### Exercise details
Copy the news article about Rabbi Laura Janner-Klausner's departure word for word, beginning at "She was always" and stopping after "in cross-communal endeavours.".

----- Passage -----

Community

Warm words from across religious spectrum as Reform's senior rabbi announces departure

Laura Janner-Klausner will be stepping down after nine years in October

July 9, 2020 13:10
LJK
2 min read

Rabbi Laura Janner-Klausner said it was two weeks ago that she finally decided it was time to quit as the senior rabbi of the Movement for Reform Judaism.

“It’s been in the back of my mind for a while but there’s nothing like lockdown and Covid to make you reassess what’s really important and what you want,” she said this week after the announcement of her October exit.

A senior colleague told the JC Rabbi Janner-Klausner had always “envisaged doing it for a while and then moving onto something else”. But another rabbi was “shocked” at the news. “We tend to know what’s going on but this was a surprise.”

When she bows out, it will be almost nine years since her appointment to the newly created role as the national voice of the movement.

While she felt it was “good to replenish every decade” and find a fresh challenge, she admitted it was “scary”.

In autumn, Rabbi Janner-Klausner will begin studying for a doctorate at Durham University on how the online experience of young Jews affects their perception of, and participation in communities. It follows a growing interest in the impact of the digital world — “I was at Data Science Africa for my last holiday”.

Increasingly, she has been preoccupied with questions such as “where are our members going to come from? What will our communities need to look like?”

She also plans to set up a business in leadership training, which will draw on her extensive experience of speaking in public and in the media to coach others.

Rabbi Janner-Klausner discounts any suggestion her departure from her Reform role has anything to do with her involvement in the defence of her father, Lord Janner — the Independent Inquiry into Child Sexual Abuse is due to begin examining the police handling of the allegations against him in October. She, her brother and sister “just do our best to look after dad, alive and dead”.

She was always careful what she said in her public platforms and her recently published book on resilience — where she spoke of the impact on the family of the accusations against him — was written in “a personal capacity”.

Her highlights as senior rabbi include work with the Muslim community and refugees, while more generally consolidating Reform’s place in cross-communal endeavours.

----- Data to examine -----

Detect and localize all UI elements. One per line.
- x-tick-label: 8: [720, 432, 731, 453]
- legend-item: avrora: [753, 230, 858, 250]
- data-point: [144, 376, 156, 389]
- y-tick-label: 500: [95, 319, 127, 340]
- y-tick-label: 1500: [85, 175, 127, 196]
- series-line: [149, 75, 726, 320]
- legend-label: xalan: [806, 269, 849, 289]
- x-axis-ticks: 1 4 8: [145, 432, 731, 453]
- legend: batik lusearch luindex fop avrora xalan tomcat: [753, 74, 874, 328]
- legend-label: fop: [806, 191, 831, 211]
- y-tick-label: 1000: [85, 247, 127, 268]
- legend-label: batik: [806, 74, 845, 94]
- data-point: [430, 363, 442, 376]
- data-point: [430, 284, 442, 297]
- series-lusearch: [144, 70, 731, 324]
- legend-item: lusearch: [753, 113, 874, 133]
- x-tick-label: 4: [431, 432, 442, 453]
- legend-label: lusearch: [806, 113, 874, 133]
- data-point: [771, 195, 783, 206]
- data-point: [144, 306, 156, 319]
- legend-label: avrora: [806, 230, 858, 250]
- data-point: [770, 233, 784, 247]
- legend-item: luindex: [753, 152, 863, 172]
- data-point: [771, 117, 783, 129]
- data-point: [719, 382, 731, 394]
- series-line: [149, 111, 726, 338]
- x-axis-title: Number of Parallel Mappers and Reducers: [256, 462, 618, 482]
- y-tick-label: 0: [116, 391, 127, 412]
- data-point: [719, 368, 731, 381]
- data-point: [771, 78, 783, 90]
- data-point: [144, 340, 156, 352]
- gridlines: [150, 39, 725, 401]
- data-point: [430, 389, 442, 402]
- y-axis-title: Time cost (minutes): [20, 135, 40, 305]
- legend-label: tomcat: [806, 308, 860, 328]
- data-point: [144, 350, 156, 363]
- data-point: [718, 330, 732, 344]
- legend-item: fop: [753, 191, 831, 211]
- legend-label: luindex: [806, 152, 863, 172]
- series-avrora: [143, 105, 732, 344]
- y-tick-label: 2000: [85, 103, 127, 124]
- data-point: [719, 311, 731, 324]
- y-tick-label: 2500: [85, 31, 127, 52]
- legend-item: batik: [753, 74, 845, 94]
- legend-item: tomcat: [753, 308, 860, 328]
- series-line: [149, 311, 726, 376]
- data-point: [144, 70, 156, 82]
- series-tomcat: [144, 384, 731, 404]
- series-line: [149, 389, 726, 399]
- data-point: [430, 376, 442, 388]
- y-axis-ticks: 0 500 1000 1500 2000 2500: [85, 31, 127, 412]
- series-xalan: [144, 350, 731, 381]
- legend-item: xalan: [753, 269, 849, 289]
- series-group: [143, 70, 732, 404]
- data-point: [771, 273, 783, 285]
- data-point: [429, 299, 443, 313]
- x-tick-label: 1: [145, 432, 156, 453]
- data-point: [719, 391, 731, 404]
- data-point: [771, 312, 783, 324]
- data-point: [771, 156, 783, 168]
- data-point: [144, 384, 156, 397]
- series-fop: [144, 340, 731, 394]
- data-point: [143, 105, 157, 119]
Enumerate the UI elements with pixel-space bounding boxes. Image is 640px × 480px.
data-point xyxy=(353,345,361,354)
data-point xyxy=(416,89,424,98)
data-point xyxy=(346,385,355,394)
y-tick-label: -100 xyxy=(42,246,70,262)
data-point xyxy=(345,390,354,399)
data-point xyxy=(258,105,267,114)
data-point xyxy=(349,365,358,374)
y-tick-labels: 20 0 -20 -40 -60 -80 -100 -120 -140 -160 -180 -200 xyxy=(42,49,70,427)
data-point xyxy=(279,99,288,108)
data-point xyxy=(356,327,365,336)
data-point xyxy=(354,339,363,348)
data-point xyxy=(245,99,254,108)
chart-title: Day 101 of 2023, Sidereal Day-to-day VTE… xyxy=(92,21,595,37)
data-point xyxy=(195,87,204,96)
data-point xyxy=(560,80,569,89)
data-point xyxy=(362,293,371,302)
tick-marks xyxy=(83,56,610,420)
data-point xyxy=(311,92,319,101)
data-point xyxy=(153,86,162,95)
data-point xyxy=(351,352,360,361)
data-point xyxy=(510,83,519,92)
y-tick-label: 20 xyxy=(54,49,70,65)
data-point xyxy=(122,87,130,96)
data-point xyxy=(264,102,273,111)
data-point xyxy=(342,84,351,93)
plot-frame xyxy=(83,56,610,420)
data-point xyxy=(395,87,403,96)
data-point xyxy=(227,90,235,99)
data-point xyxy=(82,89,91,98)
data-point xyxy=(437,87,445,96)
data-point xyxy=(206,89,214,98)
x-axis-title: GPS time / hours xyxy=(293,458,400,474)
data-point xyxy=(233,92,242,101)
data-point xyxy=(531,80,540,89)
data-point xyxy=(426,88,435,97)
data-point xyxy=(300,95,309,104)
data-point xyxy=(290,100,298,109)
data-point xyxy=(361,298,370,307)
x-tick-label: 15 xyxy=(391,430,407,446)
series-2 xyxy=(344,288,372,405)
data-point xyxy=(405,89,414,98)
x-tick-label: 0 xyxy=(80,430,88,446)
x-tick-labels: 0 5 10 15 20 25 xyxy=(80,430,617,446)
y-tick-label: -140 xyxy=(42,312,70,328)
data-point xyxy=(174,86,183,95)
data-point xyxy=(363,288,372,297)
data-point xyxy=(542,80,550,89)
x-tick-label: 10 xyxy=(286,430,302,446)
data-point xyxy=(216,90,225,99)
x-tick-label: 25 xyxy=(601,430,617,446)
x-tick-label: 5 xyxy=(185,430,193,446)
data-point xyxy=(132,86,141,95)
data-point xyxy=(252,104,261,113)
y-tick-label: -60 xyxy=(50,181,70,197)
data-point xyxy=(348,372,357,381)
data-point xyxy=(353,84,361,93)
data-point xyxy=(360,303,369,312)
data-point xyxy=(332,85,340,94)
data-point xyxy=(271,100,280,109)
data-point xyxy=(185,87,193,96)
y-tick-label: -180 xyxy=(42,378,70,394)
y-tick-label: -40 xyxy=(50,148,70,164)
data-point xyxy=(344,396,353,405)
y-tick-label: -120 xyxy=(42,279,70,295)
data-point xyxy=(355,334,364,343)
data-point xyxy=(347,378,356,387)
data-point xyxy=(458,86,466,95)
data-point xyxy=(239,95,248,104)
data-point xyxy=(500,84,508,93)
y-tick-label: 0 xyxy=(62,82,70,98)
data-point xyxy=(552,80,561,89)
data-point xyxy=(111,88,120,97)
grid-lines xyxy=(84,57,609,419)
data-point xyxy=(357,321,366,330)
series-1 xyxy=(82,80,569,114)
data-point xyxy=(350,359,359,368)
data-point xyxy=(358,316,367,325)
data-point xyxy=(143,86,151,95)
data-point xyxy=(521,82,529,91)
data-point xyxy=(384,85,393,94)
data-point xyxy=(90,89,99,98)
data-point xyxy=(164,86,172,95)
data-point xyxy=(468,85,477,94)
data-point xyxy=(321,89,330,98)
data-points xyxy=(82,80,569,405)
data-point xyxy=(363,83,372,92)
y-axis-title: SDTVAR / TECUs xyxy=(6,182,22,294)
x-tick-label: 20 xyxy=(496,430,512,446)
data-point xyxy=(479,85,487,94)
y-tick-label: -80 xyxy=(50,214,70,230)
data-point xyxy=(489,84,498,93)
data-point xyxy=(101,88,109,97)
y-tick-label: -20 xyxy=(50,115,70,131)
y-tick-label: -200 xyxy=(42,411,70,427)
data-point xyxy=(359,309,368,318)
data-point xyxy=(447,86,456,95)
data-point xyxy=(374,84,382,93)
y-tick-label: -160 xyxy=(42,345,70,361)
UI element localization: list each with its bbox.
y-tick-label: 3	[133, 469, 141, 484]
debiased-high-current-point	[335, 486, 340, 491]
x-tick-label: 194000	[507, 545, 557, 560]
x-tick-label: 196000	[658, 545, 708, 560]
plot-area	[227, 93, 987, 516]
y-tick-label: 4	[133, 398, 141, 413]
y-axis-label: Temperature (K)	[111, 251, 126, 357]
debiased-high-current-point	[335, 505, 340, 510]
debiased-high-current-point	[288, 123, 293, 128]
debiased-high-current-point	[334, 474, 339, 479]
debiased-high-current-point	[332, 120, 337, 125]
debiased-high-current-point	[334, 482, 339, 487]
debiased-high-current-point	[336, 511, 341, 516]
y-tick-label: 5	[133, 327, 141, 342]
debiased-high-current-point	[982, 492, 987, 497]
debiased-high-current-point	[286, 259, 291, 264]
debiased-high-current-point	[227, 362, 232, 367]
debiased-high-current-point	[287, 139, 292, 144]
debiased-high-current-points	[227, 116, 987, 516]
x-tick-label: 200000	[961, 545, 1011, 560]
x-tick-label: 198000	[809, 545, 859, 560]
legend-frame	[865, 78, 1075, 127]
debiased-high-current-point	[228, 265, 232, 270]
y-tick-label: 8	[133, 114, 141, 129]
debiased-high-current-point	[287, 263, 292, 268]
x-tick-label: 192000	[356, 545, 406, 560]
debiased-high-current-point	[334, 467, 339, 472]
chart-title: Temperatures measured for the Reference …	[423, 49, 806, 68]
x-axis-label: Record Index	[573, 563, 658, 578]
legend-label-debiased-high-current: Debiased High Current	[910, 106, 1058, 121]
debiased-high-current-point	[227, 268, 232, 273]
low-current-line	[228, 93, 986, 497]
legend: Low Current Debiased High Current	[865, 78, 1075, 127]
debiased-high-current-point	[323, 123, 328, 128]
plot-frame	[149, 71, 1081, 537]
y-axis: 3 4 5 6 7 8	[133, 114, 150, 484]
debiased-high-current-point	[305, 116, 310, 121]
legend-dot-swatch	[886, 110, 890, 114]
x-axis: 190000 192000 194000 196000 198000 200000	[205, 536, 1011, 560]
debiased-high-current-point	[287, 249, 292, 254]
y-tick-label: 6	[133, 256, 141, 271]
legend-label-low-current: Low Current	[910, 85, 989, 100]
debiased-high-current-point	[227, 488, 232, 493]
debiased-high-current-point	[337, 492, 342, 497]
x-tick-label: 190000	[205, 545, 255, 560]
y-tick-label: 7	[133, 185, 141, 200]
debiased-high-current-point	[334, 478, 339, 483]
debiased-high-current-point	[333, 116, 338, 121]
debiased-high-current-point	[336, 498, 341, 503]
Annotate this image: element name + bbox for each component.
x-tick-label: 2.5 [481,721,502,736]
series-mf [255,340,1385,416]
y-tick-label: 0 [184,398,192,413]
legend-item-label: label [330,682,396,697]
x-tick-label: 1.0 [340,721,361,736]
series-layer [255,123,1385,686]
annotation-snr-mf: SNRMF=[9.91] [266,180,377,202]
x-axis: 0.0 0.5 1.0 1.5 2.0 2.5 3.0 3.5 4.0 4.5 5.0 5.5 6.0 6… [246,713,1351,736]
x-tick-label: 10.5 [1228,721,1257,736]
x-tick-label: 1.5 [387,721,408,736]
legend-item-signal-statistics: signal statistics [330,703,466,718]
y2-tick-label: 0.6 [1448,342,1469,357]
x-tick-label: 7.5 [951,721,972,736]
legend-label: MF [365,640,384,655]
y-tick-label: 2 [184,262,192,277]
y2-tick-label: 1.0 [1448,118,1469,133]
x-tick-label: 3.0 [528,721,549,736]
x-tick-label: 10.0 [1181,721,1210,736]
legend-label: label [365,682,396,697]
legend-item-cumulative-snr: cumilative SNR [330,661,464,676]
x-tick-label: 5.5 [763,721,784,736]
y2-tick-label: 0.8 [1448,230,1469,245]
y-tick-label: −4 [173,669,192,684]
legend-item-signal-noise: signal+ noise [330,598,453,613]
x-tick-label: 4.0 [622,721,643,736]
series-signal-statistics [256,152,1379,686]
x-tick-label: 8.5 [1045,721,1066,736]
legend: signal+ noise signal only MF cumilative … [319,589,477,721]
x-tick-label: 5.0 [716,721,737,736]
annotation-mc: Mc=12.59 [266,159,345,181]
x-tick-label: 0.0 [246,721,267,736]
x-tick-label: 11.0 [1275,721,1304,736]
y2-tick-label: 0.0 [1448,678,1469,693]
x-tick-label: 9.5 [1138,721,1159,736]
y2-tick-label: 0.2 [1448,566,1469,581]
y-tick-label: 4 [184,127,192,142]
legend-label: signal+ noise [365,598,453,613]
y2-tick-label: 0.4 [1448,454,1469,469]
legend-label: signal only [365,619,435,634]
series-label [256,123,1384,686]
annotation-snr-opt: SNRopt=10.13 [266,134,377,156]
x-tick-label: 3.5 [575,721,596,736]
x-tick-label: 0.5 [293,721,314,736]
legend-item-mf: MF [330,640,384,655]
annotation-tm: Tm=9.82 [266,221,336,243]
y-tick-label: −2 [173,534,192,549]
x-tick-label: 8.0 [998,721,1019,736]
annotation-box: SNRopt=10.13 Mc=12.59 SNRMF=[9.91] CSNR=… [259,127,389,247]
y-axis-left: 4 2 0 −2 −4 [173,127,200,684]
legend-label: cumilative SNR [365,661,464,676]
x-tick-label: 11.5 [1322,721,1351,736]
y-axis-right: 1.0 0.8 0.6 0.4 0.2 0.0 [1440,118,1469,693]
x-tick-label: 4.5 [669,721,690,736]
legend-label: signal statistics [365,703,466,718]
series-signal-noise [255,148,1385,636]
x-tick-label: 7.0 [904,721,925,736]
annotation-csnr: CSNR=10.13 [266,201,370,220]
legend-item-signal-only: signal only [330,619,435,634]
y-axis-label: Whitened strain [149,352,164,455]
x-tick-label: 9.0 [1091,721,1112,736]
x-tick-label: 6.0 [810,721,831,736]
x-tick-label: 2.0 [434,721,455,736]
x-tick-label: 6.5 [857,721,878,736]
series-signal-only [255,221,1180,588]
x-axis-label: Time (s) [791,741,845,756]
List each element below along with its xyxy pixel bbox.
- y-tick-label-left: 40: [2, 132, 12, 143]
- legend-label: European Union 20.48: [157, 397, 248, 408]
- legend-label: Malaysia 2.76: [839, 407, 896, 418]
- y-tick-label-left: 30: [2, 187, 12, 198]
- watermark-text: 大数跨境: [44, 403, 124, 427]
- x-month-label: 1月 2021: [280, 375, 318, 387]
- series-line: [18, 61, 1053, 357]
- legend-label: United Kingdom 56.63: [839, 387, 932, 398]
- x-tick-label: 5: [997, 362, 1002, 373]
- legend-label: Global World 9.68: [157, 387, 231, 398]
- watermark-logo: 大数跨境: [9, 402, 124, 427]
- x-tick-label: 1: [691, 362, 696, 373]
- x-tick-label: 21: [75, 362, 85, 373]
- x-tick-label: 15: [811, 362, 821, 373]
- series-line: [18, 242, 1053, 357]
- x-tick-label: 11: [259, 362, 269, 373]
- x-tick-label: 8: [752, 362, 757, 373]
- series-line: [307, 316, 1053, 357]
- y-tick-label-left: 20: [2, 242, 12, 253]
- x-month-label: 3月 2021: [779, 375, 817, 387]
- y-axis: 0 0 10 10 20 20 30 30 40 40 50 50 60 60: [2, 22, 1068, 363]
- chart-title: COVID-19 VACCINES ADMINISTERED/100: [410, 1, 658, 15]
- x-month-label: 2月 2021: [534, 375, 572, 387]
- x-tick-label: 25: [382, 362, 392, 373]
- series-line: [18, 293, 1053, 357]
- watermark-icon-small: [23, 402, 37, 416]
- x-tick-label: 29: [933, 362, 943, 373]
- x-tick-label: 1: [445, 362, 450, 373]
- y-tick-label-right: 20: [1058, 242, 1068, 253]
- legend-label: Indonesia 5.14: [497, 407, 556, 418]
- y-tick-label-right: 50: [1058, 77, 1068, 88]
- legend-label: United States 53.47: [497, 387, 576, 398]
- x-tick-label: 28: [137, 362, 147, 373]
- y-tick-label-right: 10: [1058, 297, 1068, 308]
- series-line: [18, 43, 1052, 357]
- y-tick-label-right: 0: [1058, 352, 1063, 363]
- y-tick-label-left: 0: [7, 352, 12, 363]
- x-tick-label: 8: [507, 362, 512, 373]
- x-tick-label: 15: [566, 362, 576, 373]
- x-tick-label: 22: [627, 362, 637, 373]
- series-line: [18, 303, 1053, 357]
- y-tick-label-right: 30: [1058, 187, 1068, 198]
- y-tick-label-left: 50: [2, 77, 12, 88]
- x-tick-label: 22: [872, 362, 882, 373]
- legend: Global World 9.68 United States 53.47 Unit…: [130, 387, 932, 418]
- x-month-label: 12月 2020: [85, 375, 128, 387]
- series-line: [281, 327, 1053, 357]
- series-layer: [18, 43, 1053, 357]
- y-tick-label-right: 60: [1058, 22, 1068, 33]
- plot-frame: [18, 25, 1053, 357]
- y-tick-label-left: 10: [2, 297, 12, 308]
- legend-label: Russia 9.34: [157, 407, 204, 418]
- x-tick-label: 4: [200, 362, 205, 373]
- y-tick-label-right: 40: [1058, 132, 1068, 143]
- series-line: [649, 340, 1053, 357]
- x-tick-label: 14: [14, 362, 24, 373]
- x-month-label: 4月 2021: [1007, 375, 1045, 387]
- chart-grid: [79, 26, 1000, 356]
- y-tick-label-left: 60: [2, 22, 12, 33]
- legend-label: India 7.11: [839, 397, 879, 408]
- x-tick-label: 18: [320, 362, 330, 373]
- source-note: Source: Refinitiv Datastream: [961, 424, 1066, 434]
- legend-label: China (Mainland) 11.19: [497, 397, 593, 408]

-----

### Solution for this task
She was always careful what she said in her public platforms and her recently published book on resilience — where she spoke of the impact on the family of the accusations against him — was written in “a personal capacity”.

Her highlights as senior rabbi include work with the Muslim community and refugees, while more generally consolidating Reform’s place in cross-communal endeavours.